Locate every line in the records below that holds the word "arca" and return each one.

:::::

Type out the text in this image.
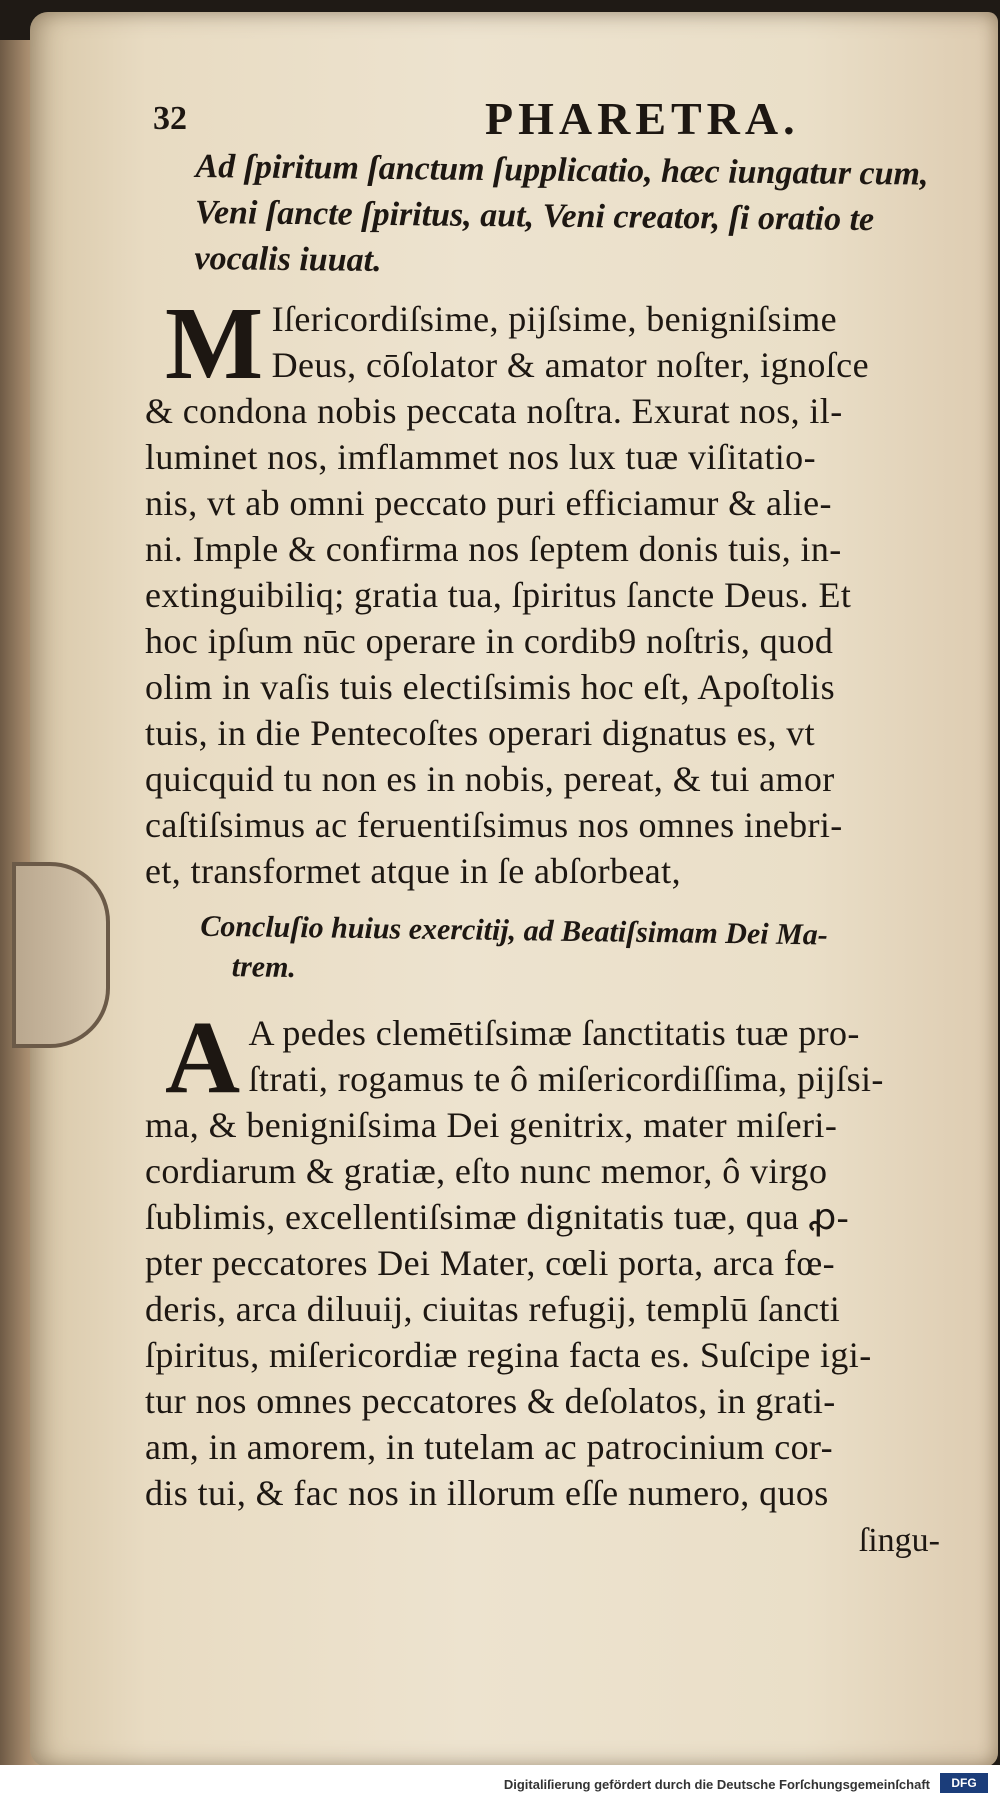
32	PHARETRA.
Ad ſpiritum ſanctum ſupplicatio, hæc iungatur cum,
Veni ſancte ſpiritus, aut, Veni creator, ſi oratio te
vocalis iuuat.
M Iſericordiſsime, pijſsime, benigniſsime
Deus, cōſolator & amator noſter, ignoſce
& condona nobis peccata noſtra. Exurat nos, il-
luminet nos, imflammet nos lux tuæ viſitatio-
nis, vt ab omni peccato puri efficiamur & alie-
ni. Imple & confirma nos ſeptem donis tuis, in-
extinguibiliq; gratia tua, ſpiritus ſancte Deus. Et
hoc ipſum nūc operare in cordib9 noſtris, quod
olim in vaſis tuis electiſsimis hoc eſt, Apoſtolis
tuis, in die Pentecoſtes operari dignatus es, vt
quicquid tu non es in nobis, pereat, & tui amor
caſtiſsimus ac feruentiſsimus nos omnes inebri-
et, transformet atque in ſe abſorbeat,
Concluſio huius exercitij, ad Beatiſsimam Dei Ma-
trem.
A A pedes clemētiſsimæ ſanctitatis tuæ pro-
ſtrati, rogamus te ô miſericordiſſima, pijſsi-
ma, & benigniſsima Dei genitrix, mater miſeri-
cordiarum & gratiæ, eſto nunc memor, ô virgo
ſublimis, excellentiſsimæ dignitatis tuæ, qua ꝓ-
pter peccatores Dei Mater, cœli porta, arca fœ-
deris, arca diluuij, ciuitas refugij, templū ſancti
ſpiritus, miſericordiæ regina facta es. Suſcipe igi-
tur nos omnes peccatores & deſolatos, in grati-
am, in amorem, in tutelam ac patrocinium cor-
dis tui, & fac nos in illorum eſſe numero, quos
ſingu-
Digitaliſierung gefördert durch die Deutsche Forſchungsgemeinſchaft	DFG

:::::

* _Solution for this task_:
pter peccatores Dei Mater, cœli porta, arca fœ-
deris, arca diluuij, ciuitas refugij, templū ſancti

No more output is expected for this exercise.